* _EXERCISE TASK_: Do not include the pictures; repeat the rest of the data exactly.
── SUPPLIED DATA
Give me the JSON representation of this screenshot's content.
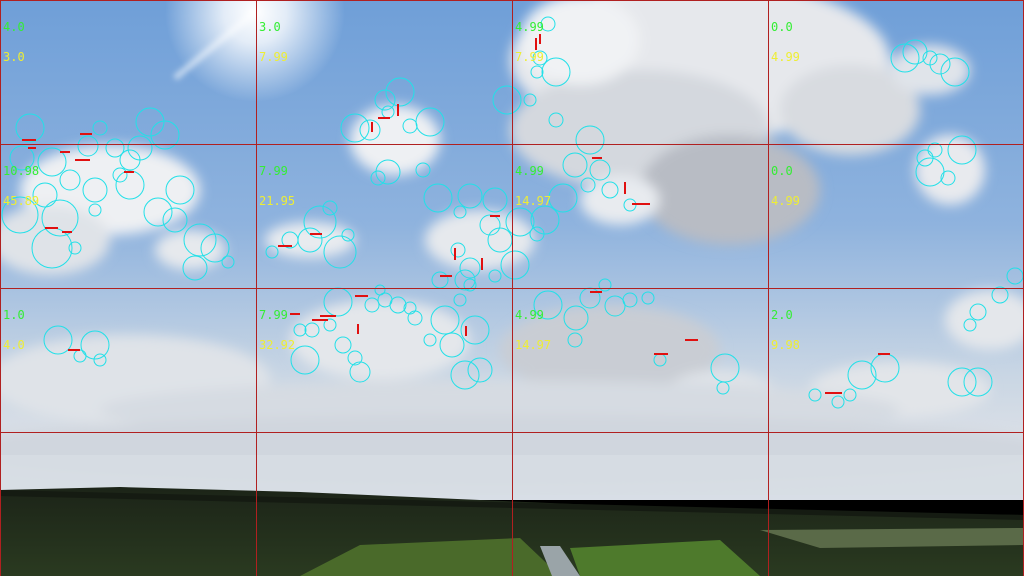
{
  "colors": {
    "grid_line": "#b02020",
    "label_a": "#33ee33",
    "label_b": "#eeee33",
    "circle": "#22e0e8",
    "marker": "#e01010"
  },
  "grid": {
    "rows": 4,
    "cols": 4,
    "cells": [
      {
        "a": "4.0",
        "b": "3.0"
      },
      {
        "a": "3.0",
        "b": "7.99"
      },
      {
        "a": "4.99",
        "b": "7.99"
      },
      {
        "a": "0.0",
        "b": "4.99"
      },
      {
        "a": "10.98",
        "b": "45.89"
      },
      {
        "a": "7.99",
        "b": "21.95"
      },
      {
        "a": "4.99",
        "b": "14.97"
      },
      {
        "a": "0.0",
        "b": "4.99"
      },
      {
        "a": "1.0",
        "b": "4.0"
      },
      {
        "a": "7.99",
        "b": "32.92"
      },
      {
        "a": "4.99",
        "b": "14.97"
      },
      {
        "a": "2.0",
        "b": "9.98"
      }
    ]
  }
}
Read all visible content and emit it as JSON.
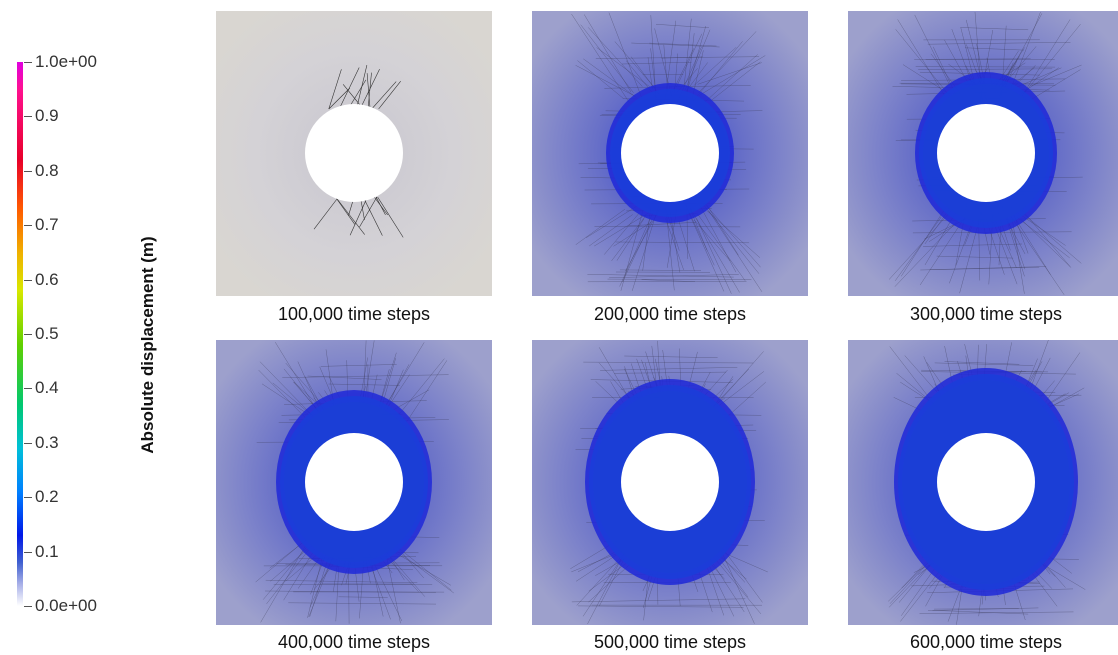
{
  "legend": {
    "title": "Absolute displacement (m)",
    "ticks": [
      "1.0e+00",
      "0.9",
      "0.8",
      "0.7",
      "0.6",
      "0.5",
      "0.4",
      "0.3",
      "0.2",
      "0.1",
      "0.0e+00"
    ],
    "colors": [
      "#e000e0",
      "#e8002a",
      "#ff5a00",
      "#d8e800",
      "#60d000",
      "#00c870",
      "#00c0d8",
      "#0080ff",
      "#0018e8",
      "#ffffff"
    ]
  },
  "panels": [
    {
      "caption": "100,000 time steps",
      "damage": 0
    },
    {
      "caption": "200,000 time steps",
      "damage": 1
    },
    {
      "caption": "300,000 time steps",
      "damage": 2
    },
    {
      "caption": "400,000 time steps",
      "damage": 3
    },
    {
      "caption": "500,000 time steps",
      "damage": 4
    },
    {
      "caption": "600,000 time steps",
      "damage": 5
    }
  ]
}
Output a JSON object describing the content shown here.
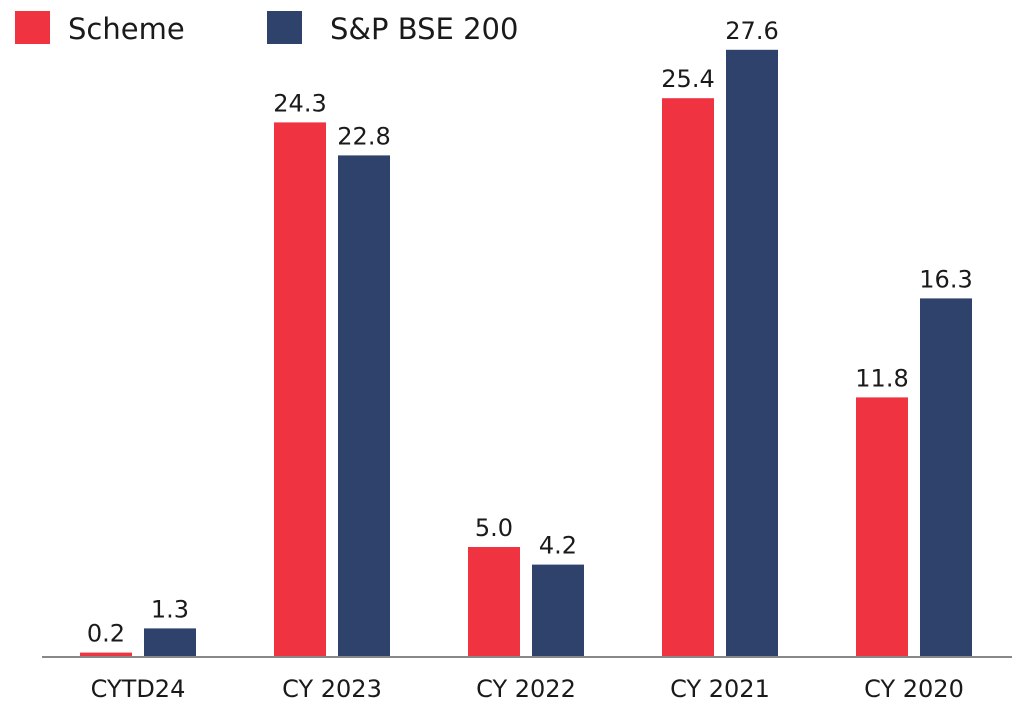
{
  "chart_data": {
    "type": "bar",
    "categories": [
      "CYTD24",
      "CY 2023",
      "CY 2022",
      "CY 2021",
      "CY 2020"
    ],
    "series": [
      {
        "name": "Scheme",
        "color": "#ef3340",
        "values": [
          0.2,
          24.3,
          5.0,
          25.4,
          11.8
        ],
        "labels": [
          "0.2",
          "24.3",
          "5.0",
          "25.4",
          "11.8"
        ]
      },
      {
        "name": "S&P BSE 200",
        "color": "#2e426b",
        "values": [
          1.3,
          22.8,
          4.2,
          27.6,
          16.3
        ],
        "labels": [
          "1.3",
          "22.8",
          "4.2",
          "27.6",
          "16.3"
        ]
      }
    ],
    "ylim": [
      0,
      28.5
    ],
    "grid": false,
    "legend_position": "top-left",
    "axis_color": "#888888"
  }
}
────
* _THE ANSWER_:
Give me the JSON representation of this screenshot's content.
{
  "colors": {
    "grid_line": "#b02020",
    "label_a": "#33ee33",
    "label_b": "#eeee33",
    "circle": "#22e0e8",
    "marker": "#e01010"
  },
  "grid": {
    "rows": 4,
    "cols": 4,
    "cells": [
      {
        "a": "4.0",
        "b": "3.0"
      },
      {
        "a": "3.0",
        "b": "7.99"
      },
      {
        "a": "4.99",
        "b": "7.99"
      },
      {
        "a": "0.0",
        "b": "4.99"
      },
      {
        "a": "10.98",
        "b": "45.89"
      },
      {
        "a": "7.99",
        "b": "21.95"
      },
      {
        "a": "4.99",
        "b": "14.97"
      },
      {
        "a": "0.0",
        "b": "4.99"
      },
      {
        "a": "1.0",
        "b": "4.0"
      },
      {
        "a": "7.99",
        "b": "32.92"
      },
      {
        "a": "4.99",
        "b": "14.97"
      },
      {
        "a": "2.0",
        "b": "9.98"
      }
    ]
  }
}
Read all visible content and emit it as JSON.
{
  "legend": {
    "title": "Absolute displacement (m)",
    "ticks": [
      "1.0e+00",
      "0.9",
      "0.8",
      "0.7",
      "0.6",
      "0.5",
      "0.4",
      "0.3",
      "0.2",
      "0.1",
      "0.0e+00"
    ],
    "colors": [
      "#e000e0",
      "#e8002a",
      "#ff5a00",
      "#d8e800",
      "#60d000",
      "#00c870",
      "#00c0d8",
      "#0080ff",
      "#0018e8",
      "#ffffff"
    ]
  },
  "panels": [
    {
      "caption": "100,000 time steps",
      "damage": 0
    },
    {
      "caption": "200,000 time steps",
      "damage": 1
    },
    {
      "caption": "300,000 time steps",
      "damage": 2
    },
    {
      "caption": "400,000 time steps",
      "damage": 3
    },
    {
      "caption": "500,000 time steps",
      "damage": 4
    },
    {
      "caption": "600,000 time steps",
      "damage": 5
    }
  ]
}
Output a JSON object describing the content shown here.
{
  "chart_data": {
    "type": "bar",
    "categories": [
      "CYTD24",
      "CY 2023",
      "CY 2022",
      "CY 2021",
      "CY 2020"
    ],
    "series": [
      {
        "name": "Scheme",
        "color": "#ef3340",
        "values": [
          0.2,
          24.3,
          5.0,
          25.4,
          11.8
        ],
        "labels": [
          "0.2",
          "24.3",
          "5.0",
          "25.4",
          "11.8"
        ]
      },
      {
        "name": "S&P BSE 200",
        "color": "#2e426b",
        "values": [
          1.3,
          22.8,
          4.2,
          27.6,
          16.3
        ],
        "labels": [
          "1.3",
          "22.8",
          "4.2",
          "27.6",
          "16.3"
        ]
      }
    ],
    "ylim": [
      0,
      28.5
    ],
    "grid": false,
    "legend_position": "top-left",
    "axis_color": "#888888"
  }
}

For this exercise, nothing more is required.